— START OF DATASET RECORDS —

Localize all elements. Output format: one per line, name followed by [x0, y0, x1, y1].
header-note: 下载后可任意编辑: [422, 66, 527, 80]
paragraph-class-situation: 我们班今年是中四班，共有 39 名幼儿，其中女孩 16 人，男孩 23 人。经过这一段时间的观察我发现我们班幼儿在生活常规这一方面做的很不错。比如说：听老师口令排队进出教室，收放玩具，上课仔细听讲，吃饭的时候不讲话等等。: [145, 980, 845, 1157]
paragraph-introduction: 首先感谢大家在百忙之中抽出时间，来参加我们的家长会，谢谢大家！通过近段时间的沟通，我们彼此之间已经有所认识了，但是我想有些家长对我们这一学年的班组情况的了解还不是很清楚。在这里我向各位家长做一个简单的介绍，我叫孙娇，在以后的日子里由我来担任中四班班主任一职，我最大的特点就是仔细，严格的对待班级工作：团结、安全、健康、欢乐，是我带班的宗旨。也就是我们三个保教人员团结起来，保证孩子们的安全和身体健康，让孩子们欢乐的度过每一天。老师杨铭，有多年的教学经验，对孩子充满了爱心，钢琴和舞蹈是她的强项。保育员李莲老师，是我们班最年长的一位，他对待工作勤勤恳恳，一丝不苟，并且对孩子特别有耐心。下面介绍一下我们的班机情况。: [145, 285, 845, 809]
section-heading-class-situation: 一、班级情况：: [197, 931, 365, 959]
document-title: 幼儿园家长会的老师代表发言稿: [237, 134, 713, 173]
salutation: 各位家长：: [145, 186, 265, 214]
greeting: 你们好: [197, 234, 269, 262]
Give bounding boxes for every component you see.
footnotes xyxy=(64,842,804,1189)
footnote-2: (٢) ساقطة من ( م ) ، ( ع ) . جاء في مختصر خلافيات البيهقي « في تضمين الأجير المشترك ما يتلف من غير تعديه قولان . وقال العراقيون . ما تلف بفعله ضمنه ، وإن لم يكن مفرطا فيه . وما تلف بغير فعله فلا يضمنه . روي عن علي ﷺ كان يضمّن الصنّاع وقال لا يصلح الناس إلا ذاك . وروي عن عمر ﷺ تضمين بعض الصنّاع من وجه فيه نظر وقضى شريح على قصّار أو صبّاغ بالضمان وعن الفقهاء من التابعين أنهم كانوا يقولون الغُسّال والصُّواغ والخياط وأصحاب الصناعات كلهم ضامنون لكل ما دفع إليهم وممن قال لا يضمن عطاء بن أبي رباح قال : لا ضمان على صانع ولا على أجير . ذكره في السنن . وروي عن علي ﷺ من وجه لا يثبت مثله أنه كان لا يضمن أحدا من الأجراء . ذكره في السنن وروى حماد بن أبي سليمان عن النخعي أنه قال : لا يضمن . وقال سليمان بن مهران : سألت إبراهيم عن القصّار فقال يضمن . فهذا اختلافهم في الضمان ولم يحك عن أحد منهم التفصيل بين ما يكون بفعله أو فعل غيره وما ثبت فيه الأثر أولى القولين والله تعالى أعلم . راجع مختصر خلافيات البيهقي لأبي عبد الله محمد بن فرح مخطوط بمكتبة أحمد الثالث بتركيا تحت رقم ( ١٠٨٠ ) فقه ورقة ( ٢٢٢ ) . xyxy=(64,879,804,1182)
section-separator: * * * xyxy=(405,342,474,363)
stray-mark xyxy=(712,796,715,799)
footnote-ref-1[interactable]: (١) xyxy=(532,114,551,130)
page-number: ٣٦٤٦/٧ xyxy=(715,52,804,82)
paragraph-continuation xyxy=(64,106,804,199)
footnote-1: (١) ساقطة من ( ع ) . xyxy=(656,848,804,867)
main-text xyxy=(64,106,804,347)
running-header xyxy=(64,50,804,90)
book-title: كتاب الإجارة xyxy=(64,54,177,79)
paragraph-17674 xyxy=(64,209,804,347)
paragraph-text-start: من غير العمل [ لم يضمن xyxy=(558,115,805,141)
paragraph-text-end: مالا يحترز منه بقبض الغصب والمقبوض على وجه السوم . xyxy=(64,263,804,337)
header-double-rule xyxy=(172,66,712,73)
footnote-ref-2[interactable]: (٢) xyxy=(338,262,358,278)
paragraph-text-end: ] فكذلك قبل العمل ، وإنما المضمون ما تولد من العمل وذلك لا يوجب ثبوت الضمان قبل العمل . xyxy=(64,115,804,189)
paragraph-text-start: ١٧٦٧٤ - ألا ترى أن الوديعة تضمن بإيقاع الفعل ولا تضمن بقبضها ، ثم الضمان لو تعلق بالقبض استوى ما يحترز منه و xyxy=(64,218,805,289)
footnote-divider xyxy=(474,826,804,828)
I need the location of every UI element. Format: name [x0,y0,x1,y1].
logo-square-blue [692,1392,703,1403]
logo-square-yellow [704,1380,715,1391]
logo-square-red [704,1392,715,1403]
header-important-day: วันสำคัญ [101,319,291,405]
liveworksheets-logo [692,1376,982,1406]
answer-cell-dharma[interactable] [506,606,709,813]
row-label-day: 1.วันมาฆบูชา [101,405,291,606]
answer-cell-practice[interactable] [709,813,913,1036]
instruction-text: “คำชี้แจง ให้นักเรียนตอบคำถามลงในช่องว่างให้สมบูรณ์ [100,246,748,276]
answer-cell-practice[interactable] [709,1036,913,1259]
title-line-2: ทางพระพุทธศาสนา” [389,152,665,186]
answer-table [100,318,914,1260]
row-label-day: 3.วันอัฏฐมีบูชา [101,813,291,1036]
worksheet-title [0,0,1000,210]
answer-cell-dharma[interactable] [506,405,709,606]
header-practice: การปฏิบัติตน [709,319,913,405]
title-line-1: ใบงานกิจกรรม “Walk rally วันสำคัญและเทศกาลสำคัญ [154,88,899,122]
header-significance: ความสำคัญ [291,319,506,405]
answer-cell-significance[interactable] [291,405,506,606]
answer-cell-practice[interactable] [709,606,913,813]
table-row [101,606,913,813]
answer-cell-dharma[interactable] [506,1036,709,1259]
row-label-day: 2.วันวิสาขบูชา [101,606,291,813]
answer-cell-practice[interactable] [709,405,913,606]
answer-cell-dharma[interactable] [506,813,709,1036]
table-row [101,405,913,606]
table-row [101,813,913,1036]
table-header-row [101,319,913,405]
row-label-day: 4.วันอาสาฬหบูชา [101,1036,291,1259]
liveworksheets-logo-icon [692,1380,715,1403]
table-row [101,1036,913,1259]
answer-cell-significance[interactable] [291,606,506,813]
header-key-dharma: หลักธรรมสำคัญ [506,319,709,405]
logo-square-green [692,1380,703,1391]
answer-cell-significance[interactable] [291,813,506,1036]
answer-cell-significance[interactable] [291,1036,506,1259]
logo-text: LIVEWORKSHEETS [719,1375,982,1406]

— END OF DATASET RECORDS —

■ SHORT EXERCISE ■
Extract every line of the entries above and reproduce each one without any change.

■ OUTPUT ■
Localize all elements. Output format: one per line, name followed by [x0, y0, x1, y1].
header-note: 下载后可任意编辑: [422, 66, 527, 80]
paragraph-class-situation: 我们班今年是中四班，共有 39 名幼儿，其中女孩 16 人，男孩 23 人。经过这一段时间的观察我发现我们班幼儿在生活常规这一方面做的很不错。比如说：听老师口令排队进出教室，收放玩具，上课仔细听讲，吃饭的时候不讲话等等。: [145, 980, 845, 1157]
paragraph-introduction: 首先感谢大家在百忙之中抽出时间，来参加我们的家长会，谢谢大家！通过近段时间的沟通，我们彼此之间已经有所认识了，但是我想有些家长对我们这一学年的班组情况的了解还不是很清楚。在这里我向各位家长做一个简单的介绍，我叫孙娇，在以后的日子里由我来担任中四班班主任一职，我最大的特点就是仔细，严格的对待班级工作：团结、安全、健康、欢乐，是我带班的宗旨。也就是我们三个保教人员团结起来，保证孩子们的安全和身体健康，让孩子们欢乐的度过每一天。老师杨铭，有多年的教学经验，对孩子充满了爱心，钢琴和舞蹈是她的强项。保育员李莲老师，是我们班最年长的一位，他对待工作勤勤恳恳，一丝不苟，并且对孩子特别有耐心。下面介绍一下我们的班机情况。: [145, 285, 845, 809]
section-heading-class-situation: 一、班级情况：: [197, 931, 365, 959]
document-title: 幼儿园家长会的老师代表发言稿: [237, 134, 713, 173]
salutation: 各位家长：: [145, 186, 265, 214]
greeting: 你们好: [197, 234, 269, 262]
Give bounding boxes for every component you see.
footnotes xyxy=(64,842,804,1189)
footnote-2: (٢) ساقطة من ( م ) ، ( ع ) . جاء في مختصر خلافيات البيهقي « في تضمين الأجير المشترك ما يتلف من غير تعديه قولان . وقال العراقيون . ما تلف بفعله ضمنه ، وإن لم يكن مفرطا فيه . وما تلف بغير فعله فلا يضمنه . روي عن علي ﷺ كان يضمّن الصنّاع وقال لا يصلح الناس إلا ذاك . وروي عن عمر ﷺ تضمين بعض الصنّاع من وجه فيه نظر وقضى شريح على قصّار أو صبّاغ بالضمان وعن الفقهاء من التابعين أنهم كانوا يقولون الغُسّال والصُّواغ والخياط وأصحاب الصناعات كلهم ضامنون لكل ما دفع إليهم وممن قال لا يضمن عطاء بن أبي رباح قال : لا ضمان على صانع ولا على أجير . ذكره في السنن . وروي عن علي ﷺ من وجه لا يثبت مثله أنه كان لا يضمن أحدا من الأجراء . ذكره في السنن وروى حماد بن أبي سليمان عن النخعي أنه قال : لا يضمن . وقال سليمان بن مهران : سألت إبراهيم عن القصّار فقال يضمن . فهذا اختلافهم في الضمان ولم يحك عن أحد منهم التفصيل بين ما يكون بفعله أو فعل غيره وما ثبت فيه الأثر أولى القولين والله تعالى أعلم . راجع مختصر خلافيات البيهقي لأبي عبد الله محمد بن فرح مخطوط بمكتبة أحمد الثالث بتركيا تحت رقم ( ١٠٨٠ ) فقه ورقة ( ٢٢٢ ) . xyxy=(64,879,804,1182)
section-separator: * * * xyxy=(405,342,474,363)
stray-mark xyxy=(712,796,715,799)
footnote-ref-1[interactable]: (١) xyxy=(532,114,551,130)
page-number: ٣٦٤٦/٧ xyxy=(715,52,804,82)
paragraph-continuation xyxy=(64,106,804,199)
footnote-1: (١) ساقطة من ( ع ) . xyxy=(656,848,804,867)
main-text xyxy=(64,106,804,347)
running-header xyxy=(64,50,804,90)
book-title: كتاب الإجارة xyxy=(64,54,177,79)
paragraph-17674 xyxy=(64,209,804,347)
paragraph-text-start: من غير العمل [ لم يضمن xyxy=(558,115,805,141)
paragraph-text-end: مالا يحترز منه بقبض الغصب والمقبوض على وجه السوم . xyxy=(64,263,804,337)
header-double-rule xyxy=(172,66,712,73)
footnote-ref-2[interactable]: (٢) xyxy=(338,262,358,278)
paragraph-text-end: ] فكذلك قبل العمل ، وإنما المضمون ما تولد من العمل وذلك لا يوجب ثبوت الضمان قبل العمل . xyxy=(64,115,804,189)
paragraph-text-start: ١٧٦٧٤ - ألا ترى أن الوديعة تضمن بإيقاع الفعل ولا تضمن بقبضها ، ثم الضمان لو تعلق بالقبض استوى ما يحترز منه و xyxy=(64,218,805,289)
footnote-divider xyxy=(474,826,804,828)
I need the location of every UI element. Format: name [x0,y0,x1,y1].
logo-square-blue [692,1392,703,1403]
logo-square-yellow [704,1380,715,1391]
logo-square-red [704,1392,715,1403]
header-important-day: วันสำคัญ [101,319,291,405]
liveworksheets-logo [692,1376,982,1406]
answer-cell-dharma[interactable] [506,606,709,813]
row-label-day: 1.วันมาฆบูชา [101,405,291,606]
answer-cell-practice[interactable] [709,813,913,1036]
instruction-text: “คำชี้แจง ให้นักเรียนตอบคำถามลงในช่องว่างให้สมบูรณ์ [100,246,748,276]
answer-cell-practice[interactable] [709,1036,913,1259]
title-line-2: ทางพระพุทธศาสนา” [389,152,665,186]
answer-table [100,318,914,1260]
row-label-day: 3.วันอัฏฐมีบูชา [101,813,291,1036]
worksheet-title [0,0,1000,210]
answer-cell-dharma[interactable] [506,405,709,606]
header-practice: การปฏิบัติตน [709,319,913,405]
title-line-1: ใบงานกิจกรรม “Walk rally วันสำคัญและเทศกาลสำคัญ [154,88,899,122]
header-significance: ความสำคัญ [291,319,506,405]
answer-cell-significance[interactable] [291,405,506,606]
answer-cell-practice[interactable] [709,606,913,813]
table-row [101,606,913,813]
answer-cell-dharma[interactable] [506,1036,709,1259]
row-label-day: 2.วันวิสาขบูชา [101,606,291,813]
answer-cell-practice[interactable] [709,405,913,606]
answer-cell-dharma[interactable] [506,813,709,1036]
table-row [101,405,913,606]
table-row [101,813,913,1036]
table-header-row [101,319,913,405]
row-label-day: 4.วันอาสาฬหบูชา [101,1036,291,1259]
liveworksheets-logo-icon [692,1380,715,1403]
table-row [101,1036,913,1259]
answer-cell-significance[interactable] [291,606,506,813]
header-key-dharma: หลักธรรมสำคัญ [506,319,709,405]
logo-square-green [692,1380,703,1391]
answer-cell-significance[interactable] [291,813,506,1036]
answer-cell-significance[interactable] [291,1036,506,1259]
logo-text: LIVEWORKSHEETS [719,1375,982,1406]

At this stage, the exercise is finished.